(begin)

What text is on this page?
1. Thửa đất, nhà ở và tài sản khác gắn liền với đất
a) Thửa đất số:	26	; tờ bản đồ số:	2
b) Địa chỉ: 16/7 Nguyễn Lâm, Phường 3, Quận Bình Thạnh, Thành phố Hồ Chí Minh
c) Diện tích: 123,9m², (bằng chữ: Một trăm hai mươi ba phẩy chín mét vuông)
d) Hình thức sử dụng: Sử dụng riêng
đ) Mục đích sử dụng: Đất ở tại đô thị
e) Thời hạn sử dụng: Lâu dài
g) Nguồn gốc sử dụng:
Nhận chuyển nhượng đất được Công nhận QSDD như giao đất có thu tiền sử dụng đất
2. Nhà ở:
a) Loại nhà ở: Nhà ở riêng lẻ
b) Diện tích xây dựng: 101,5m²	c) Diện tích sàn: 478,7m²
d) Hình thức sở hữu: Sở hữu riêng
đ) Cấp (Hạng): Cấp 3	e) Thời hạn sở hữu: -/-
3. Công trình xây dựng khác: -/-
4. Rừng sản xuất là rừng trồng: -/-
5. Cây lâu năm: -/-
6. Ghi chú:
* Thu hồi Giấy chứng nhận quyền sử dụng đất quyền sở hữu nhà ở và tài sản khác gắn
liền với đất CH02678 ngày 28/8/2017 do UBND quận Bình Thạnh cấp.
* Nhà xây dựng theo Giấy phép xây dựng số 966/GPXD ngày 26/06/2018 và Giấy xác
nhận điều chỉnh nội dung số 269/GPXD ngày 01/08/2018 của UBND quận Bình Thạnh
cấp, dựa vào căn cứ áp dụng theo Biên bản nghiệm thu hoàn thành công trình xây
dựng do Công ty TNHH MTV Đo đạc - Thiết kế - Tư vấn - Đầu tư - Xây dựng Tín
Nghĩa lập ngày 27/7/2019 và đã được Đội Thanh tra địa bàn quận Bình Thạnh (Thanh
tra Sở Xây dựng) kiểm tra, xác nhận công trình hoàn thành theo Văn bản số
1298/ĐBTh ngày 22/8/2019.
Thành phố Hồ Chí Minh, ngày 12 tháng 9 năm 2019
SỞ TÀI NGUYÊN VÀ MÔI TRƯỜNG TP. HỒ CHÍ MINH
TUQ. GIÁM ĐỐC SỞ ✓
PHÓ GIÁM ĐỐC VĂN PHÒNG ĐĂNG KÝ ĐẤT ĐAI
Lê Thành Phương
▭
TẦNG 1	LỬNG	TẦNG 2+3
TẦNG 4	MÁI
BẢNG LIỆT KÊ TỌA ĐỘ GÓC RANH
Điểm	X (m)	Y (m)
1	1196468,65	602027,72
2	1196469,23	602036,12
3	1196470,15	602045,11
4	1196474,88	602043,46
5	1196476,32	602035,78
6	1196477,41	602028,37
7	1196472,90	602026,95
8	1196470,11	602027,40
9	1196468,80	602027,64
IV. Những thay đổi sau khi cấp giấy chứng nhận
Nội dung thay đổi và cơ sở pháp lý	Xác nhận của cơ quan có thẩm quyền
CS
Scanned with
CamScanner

(end)

All lines that include "tích" are to be gathered and copied.

• [Reply to the task]
c) Diện tích: 123,9m², (bằng chữ: Một trăm hai mươi ba phẩy chín mét vuông)
b) Diện tích xây dựng: 101,5m²	c) Diện tích sàn: 478,7m²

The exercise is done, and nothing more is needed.